▶ **TASK DESCRIPTION**:
Without further comment, state how many lines in the listing below contain the word "средства".

▶ **RECORDED DATA**:
◆ ◆ ◆ ◆ ◆

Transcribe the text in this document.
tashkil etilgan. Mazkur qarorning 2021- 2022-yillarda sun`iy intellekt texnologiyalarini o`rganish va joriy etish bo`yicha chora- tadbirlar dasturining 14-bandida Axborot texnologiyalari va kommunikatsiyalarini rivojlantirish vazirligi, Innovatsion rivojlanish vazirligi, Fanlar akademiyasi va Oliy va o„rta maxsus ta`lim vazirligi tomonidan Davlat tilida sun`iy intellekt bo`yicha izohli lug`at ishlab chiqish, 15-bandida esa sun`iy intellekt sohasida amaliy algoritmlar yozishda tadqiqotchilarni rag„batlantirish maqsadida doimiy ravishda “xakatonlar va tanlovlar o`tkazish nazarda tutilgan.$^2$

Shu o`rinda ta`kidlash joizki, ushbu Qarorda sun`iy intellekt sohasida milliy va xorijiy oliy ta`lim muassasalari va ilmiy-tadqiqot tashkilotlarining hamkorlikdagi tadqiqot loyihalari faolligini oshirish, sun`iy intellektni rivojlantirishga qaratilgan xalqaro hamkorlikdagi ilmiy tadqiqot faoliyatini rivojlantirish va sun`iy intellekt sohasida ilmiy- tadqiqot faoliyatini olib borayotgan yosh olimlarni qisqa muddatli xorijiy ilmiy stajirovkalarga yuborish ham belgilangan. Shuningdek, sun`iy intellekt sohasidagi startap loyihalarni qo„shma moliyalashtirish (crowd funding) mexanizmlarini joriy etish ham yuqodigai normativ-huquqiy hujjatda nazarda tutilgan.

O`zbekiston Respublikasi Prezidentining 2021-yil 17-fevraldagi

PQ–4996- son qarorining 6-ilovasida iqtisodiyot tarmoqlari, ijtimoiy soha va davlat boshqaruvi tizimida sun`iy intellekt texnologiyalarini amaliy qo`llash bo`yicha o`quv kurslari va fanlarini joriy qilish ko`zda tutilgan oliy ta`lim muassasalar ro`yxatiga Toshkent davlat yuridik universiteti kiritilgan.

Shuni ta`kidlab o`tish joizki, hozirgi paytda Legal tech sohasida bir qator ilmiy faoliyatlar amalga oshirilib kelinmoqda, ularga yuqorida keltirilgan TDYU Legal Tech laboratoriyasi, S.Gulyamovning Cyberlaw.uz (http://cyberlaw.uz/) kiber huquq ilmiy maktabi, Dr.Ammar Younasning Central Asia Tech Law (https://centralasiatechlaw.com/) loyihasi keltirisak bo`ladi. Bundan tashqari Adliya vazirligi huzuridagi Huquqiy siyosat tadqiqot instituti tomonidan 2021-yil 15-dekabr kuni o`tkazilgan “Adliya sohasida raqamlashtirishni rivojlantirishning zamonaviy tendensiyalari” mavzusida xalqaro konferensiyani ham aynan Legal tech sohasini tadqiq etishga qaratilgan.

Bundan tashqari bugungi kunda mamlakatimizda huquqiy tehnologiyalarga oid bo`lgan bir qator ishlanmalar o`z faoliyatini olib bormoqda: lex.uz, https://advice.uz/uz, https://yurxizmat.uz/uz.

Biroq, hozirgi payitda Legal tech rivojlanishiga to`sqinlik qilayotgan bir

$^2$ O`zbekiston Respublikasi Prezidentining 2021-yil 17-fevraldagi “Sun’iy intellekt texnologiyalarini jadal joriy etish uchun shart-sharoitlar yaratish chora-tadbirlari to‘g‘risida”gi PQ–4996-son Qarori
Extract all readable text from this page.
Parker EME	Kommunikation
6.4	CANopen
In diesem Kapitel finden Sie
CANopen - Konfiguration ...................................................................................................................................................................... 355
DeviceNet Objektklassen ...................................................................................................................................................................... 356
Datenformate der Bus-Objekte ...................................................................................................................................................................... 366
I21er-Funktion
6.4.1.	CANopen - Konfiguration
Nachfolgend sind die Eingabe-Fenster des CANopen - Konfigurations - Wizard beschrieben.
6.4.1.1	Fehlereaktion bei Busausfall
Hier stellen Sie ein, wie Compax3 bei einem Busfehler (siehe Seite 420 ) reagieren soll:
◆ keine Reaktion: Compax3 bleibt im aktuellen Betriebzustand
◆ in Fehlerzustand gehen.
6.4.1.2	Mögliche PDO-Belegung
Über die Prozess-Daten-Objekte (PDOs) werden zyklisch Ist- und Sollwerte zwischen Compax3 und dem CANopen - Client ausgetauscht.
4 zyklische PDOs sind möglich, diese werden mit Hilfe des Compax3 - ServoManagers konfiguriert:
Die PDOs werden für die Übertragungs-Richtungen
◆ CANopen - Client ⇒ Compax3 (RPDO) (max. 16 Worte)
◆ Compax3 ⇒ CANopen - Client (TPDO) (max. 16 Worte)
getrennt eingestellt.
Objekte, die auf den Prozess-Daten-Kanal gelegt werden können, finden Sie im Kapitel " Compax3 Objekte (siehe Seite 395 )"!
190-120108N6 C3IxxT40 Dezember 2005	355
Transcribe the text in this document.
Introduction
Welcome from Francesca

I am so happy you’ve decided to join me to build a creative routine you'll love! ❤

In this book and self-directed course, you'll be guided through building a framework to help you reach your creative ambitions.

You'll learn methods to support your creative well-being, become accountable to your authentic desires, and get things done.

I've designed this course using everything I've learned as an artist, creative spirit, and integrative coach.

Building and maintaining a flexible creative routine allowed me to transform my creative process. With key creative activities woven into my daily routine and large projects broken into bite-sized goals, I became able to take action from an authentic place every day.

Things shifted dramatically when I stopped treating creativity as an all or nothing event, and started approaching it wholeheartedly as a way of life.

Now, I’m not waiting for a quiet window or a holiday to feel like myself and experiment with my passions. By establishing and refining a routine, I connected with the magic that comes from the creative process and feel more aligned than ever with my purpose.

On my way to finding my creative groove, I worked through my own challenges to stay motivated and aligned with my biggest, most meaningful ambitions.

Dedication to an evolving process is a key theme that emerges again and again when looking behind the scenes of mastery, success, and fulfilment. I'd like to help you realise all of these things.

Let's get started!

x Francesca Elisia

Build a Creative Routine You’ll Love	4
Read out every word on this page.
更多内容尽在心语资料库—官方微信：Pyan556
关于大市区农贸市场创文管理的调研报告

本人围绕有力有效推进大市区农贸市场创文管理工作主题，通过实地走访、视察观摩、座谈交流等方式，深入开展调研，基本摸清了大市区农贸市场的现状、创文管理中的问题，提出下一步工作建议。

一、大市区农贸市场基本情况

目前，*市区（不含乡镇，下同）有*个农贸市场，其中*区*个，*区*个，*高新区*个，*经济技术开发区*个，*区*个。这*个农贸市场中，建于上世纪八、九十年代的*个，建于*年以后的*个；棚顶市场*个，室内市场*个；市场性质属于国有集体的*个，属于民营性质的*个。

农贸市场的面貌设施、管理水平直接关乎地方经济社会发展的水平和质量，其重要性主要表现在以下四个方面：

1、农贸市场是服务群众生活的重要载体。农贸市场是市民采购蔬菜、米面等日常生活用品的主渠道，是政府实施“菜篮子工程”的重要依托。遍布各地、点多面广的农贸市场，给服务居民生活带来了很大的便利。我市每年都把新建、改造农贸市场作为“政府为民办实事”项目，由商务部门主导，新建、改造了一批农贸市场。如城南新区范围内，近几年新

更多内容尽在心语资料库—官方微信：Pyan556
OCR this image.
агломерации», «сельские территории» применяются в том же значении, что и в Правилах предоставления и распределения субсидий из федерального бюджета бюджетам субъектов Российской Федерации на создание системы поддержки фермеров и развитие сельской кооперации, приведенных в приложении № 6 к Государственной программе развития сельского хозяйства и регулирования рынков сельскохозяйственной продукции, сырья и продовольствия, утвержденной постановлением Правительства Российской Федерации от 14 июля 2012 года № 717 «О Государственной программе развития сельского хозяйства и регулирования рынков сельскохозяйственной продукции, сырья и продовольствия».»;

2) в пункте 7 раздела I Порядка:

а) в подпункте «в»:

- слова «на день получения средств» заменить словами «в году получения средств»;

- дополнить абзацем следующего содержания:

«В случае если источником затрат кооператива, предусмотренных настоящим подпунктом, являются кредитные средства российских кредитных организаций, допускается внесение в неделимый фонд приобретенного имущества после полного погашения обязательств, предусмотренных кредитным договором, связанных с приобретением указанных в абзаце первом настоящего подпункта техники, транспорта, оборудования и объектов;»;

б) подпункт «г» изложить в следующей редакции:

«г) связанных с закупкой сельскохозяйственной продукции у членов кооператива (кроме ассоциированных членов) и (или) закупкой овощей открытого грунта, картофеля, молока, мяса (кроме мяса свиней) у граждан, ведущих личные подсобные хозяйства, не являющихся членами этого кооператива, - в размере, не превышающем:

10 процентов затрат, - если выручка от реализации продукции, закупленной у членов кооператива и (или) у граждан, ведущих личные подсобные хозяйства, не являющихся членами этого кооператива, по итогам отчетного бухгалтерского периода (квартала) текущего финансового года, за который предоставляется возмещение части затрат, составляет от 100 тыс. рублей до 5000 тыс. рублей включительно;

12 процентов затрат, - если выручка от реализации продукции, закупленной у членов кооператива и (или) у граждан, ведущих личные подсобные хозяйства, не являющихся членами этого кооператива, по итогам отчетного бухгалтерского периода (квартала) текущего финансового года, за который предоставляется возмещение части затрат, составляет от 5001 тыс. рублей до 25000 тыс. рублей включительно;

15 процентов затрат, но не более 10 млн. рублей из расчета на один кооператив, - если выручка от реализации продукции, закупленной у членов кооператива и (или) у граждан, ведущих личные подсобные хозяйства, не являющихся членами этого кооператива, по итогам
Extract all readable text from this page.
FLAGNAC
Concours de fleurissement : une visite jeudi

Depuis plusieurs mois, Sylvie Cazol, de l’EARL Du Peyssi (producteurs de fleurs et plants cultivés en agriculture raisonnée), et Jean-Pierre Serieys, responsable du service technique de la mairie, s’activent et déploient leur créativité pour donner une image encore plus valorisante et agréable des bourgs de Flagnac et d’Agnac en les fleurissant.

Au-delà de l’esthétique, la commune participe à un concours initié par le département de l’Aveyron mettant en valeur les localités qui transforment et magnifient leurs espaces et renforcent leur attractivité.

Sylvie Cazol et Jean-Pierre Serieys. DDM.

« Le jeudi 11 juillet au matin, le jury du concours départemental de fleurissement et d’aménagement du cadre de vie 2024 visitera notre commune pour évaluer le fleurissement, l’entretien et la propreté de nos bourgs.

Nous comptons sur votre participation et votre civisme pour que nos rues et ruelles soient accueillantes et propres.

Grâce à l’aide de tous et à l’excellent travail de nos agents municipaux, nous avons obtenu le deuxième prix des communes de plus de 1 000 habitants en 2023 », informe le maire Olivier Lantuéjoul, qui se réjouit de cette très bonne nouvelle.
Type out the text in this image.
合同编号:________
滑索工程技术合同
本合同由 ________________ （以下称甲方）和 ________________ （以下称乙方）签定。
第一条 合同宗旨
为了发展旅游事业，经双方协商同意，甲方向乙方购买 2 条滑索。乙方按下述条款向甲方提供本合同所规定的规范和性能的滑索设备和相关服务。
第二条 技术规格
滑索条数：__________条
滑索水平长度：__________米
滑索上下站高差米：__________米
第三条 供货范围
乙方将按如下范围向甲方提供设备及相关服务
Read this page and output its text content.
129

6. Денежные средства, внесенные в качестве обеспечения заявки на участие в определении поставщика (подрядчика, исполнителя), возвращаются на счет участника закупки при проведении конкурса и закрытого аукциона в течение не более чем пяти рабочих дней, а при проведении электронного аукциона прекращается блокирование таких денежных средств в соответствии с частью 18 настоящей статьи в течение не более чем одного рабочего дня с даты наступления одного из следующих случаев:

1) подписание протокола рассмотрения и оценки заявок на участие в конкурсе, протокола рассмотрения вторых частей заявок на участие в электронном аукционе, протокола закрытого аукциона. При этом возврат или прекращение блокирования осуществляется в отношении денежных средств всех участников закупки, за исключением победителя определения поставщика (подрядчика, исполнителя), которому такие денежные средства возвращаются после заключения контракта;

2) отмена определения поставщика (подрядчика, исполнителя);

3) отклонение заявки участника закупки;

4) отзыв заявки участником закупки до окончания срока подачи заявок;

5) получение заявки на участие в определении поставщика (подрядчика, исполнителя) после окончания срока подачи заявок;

◆ ◆ ◆ ◆ ◆

▶ **SOLUTION FOR THIS TASK**:
3